#### Short problem
Pick out all lines of the entries that include the word "value" and copy them.
## Begin Supplied material
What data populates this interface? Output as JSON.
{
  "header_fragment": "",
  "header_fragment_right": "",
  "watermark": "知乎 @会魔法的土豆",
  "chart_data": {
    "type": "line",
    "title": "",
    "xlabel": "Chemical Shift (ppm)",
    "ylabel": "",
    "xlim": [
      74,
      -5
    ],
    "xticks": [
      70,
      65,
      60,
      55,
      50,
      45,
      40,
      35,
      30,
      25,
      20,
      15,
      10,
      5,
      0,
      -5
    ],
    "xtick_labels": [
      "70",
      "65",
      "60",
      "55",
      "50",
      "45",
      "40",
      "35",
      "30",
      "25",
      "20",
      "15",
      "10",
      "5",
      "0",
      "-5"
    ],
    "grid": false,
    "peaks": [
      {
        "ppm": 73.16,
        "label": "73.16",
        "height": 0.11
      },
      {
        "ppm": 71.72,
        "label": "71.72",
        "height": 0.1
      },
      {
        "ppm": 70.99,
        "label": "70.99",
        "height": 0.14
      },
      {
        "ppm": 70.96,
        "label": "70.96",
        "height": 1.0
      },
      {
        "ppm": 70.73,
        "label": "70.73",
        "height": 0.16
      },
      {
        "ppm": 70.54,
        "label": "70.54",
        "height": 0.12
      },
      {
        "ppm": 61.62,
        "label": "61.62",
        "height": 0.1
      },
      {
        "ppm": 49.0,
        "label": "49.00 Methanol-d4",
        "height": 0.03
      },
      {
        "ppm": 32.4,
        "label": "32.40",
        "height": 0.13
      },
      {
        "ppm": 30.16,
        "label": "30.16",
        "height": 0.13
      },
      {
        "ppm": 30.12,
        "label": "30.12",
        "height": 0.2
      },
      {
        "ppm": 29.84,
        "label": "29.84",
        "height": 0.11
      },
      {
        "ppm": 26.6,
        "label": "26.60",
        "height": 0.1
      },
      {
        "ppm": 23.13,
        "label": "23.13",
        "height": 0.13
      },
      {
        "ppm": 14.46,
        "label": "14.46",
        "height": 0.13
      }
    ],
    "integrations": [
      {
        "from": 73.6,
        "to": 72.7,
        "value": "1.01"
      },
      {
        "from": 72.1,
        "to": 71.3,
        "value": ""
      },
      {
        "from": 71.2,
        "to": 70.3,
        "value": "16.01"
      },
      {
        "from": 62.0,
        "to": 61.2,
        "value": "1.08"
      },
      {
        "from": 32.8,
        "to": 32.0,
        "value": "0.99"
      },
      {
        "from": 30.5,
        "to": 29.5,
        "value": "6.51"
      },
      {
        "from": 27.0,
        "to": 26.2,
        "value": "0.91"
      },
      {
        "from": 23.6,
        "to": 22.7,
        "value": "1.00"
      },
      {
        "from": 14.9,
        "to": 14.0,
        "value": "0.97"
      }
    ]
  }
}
## End Supplied material
#### Answer to the exercise
        "value": "1.01"
        "value": ""
        "value": "16.01"
        "value": "1.08"
        "value": "0.99"
        "value": "6.51"
        "value": "0.91"
        "value": "1.00"
        "value": "0.97"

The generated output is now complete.